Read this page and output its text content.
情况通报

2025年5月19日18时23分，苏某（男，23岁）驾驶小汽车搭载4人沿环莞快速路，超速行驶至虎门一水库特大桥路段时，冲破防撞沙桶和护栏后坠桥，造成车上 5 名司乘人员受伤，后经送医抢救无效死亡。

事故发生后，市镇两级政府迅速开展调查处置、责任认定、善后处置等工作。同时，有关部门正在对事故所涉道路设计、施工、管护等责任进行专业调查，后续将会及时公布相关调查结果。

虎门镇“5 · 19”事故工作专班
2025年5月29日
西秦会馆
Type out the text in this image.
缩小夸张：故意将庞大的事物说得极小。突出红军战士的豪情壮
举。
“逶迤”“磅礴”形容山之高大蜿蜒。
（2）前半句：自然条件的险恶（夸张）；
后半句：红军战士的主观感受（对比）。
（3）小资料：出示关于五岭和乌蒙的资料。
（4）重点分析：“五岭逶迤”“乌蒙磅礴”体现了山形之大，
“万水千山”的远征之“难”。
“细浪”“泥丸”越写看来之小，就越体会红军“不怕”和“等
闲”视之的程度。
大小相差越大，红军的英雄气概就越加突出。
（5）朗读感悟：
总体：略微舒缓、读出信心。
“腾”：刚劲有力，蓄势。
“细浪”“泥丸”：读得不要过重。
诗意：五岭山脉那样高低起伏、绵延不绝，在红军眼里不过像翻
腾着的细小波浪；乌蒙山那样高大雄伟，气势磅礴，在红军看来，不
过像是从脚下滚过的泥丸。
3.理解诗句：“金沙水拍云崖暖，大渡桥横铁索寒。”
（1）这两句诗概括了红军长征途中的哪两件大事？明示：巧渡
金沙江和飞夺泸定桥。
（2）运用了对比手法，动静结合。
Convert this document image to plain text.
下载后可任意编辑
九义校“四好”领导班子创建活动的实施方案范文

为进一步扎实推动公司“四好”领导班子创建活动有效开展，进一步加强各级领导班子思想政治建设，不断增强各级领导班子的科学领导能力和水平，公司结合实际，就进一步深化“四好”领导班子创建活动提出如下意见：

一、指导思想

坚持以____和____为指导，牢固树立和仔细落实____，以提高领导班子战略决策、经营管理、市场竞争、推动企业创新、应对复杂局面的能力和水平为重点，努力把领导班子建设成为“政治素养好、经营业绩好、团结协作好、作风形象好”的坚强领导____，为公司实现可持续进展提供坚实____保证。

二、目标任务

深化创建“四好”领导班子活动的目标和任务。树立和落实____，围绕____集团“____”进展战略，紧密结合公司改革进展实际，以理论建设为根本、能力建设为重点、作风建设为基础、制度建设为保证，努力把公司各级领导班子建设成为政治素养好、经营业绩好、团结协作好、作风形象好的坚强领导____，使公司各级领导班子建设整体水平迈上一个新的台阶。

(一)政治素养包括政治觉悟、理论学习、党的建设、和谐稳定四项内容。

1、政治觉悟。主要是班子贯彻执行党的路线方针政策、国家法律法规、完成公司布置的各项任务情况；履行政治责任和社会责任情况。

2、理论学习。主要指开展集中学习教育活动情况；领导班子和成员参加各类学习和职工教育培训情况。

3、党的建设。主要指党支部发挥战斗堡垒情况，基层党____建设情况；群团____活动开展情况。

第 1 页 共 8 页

TASK GOAL:
Give the records above again, word for word.

TASK SOLUTION:
Read this page and output its text content.
情况通报

2025年5月19日18时23分，苏某（男，23岁）驾驶小汽车搭载4人沿环莞快速路，超速行驶至虎门一水库特大桥路段时，冲破防撞沙桶和护栏后坠桥，造成车上 5 名司乘人员受伤，后经送医抢救无效死亡。

事故发生后，市镇两级政府迅速开展调查处置、责任认定、善后处置等工作。同时，有关部门正在对事故所涉道路设计、施工、管护等责任进行专业调查，后续将会及时公布相关调查结果。

虎门镇“5 · 19”事故工作专班
2025年5月29日
西秦会馆
Type out the text in this image.
缩小夸张：故意将庞大的事物说得极小。突出红军战士的豪情壮
举。
“逶迤”“磅礴”形容山之高大蜿蜒。
（2）前半句：自然条件的险恶（夸张）；
后半句：红军战士的主观感受（对比）。
（3）小资料：出示关于五岭和乌蒙的资料。
（4）重点分析：“五岭逶迤”“乌蒙磅礴”体现了山形之大，
“万水千山”的远征之“难”。
“细浪”“泥丸”越写看来之小，就越体会红军“不怕”和“等
闲”视之的程度。
大小相差越大，红军的英雄气概就越加突出。
（5）朗读感悟：
总体：略微舒缓、读出信心。
“腾”：刚劲有力，蓄势。
“细浪”“泥丸”：读得不要过重。
诗意：五岭山脉那样高低起伏、绵延不绝，在红军眼里不过像翻
腾着的细小波浪；乌蒙山那样高大雄伟，气势磅礴，在红军看来，不
过像是从脚下滚过的泥丸。
3.理解诗句：“金沙水拍云崖暖，大渡桥横铁索寒。”
（1）这两句诗概括了红军长征途中的哪两件大事？明示：巧渡
金沙江和飞夺泸定桥。
（2）运用了对比手法，动静结合。
Convert this document image to plain text.
下载后可任意编辑
九义校“四好”领导班子创建活动的实施方案范文

为进一步扎实推动公司“四好”领导班子创建活动有效开展，进一步加强各级领导班子思想政治建设，不断增强各级领导班子的科学领导能力和水平，公司结合实际，就进一步深化“四好”领导班子创建活动提出如下意见：

一、指导思想

坚持以____和____为指导，牢固树立和仔细落实____，以提高领导班子战略决策、经营管理、市场竞争、推动企业创新、应对复杂局面的能力和水平为重点，努力把领导班子建设成为“政治素养好、经营业绩好、团结协作好、作风形象好”的坚强领导____，为公司实现可持续进展提供坚实____保证。

二、目标任务

深化创建“四好”领导班子活动的目标和任务。树立和落实____，围绕____集团“____”进展战略，紧密结合公司改革进展实际，以理论建设为根本、能力建设为重点、作风建设为基础、制度建设为保证，努力把公司各级领导班子建设成为政治素养好、经营业绩好、团结协作好、作风形象好的坚强领导____，使公司各级领导班子建设整体水平迈上一个新的台阶。

(一)政治素养包括政治觉悟、理论学习、党的建设、和谐稳定四项内容。

1、政治觉悟。主要是班子贯彻执行党的路线方针政策、国家法律法规、完成公司布置的各项任务情况；履行政治责任和社会责任情况。

2、理论学习。主要指开展集中学习教育活动情况；领导班子和成员参加各类学习和职工教育培训情况。

3、党的建设。主要指党支部发挥战斗堡垒情况，基层党____建设情况；群团____活动开展情况。

第 1 页 共 8 页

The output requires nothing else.